What is expected
Track down every line below that holds "vehicles" and copy it.

Extracted records
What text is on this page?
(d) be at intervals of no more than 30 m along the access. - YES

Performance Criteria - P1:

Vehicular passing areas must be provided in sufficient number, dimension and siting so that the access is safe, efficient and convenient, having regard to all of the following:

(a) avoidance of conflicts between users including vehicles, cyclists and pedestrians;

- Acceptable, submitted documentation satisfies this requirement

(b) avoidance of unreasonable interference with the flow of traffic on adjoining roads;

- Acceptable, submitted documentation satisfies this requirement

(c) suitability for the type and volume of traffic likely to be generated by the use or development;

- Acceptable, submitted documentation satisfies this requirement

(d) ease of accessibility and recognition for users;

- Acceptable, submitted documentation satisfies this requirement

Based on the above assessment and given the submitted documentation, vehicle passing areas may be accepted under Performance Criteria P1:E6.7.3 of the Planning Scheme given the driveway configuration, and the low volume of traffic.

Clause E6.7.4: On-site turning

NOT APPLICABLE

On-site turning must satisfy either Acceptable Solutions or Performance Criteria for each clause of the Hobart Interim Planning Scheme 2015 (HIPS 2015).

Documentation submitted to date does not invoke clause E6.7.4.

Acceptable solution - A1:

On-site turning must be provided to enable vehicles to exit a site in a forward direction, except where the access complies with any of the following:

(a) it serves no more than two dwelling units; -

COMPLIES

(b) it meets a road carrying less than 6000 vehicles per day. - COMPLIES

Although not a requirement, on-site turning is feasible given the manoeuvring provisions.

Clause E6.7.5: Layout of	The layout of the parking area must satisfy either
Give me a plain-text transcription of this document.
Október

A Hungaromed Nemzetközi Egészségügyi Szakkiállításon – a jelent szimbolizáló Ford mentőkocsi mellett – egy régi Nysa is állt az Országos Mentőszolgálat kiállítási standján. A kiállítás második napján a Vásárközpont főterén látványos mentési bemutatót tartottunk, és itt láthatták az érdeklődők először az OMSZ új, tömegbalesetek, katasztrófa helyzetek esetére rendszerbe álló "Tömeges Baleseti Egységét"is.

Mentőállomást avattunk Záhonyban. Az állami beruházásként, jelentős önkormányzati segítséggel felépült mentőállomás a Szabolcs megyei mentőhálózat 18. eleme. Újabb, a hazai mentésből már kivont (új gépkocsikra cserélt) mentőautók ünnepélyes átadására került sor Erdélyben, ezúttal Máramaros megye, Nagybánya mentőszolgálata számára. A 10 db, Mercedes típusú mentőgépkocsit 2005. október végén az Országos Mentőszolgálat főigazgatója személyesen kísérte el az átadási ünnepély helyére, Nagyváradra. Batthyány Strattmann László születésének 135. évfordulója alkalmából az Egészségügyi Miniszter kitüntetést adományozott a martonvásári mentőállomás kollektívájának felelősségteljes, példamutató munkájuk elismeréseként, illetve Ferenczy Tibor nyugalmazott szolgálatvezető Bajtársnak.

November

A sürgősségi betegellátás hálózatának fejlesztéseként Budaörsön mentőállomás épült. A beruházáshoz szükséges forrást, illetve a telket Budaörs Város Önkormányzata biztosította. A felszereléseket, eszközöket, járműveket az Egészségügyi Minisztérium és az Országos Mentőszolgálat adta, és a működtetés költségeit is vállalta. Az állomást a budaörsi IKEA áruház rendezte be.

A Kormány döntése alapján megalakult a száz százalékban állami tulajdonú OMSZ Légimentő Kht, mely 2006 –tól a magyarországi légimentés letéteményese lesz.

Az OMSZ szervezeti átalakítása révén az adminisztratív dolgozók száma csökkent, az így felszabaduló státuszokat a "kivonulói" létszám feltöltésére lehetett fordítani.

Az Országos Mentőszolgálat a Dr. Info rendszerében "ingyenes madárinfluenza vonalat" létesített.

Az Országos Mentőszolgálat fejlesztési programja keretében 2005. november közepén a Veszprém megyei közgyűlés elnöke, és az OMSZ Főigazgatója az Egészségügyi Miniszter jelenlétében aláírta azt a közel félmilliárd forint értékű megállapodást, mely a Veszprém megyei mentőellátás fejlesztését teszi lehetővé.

Written answer
(a) avoidance of conflicts between users including vehicles, cyclists and pedestrians;
On-site turning must be provided to enable vehicles to exit a site in a forward direction, except where the access complies with any of the following:
(b) it meets a road carrying less than 6000 vehicles per day. - COMPLIES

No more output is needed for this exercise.